#### What to do:
Make an exact copy of all the records.

** begin Raw data **

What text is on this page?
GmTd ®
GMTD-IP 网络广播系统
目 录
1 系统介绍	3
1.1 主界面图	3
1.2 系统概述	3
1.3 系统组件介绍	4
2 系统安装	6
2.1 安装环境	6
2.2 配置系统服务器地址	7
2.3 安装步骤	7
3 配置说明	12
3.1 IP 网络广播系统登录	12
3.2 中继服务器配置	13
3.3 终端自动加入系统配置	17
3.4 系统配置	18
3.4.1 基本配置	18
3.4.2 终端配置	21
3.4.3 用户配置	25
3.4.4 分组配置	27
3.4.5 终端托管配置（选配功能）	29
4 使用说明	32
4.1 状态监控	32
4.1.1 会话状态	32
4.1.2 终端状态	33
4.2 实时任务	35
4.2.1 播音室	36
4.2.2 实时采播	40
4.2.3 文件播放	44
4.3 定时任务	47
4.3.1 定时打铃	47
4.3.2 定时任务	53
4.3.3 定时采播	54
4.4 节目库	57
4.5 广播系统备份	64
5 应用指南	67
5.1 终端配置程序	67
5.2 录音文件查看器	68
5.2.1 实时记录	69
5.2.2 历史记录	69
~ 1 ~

** end Raw data **

#### Expected answer:
What text is on this page?
GmTd ®
GMTD-IP 网络广播系统
目 录
1 系统介绍	3
1.1 主界面图	3
1.2 系统概述	3
1.3 系统组件介绍	4
2 系统安装	6
2.1 安装环境	6
2.2 配置系统服务器地址	7
2.3 安装步骤	7
3 配置说明	12
3.1 IP 网络广播系统登录	12
3.2 中继服务器配置	13
3.3 终端自动加入系统配置	17
3.4 系统配置	18
3.4.1 基本配置	18
3.4.2 终端配置	21
3.4.3 用户配置	25
3.4.4 分组配置	27
3.4.5 终端托管配置（选配功能）	29
4 使用说明	32
4.1 状态监控	32
4.1.1 会话状态	32
4.1.2 终端状态	33
4.2 实时任务	35
4.2.1 播音室	36
4.2.2 实时采播	40
4.2.3 文件播放	44
4.3 定时任务	47
4.3.1 定时打铃	47
4.3.2 定时任务	53
4.3.3 定时采播	54
4.4 节目库	57
4.5 广播系统备份	64
5 应用指南	67
5.1 终端配置程序	67
5.2 录音文件查看器	68
5.2.1 实时记录	69
5.2.2 历史记录	69
~ 1 ~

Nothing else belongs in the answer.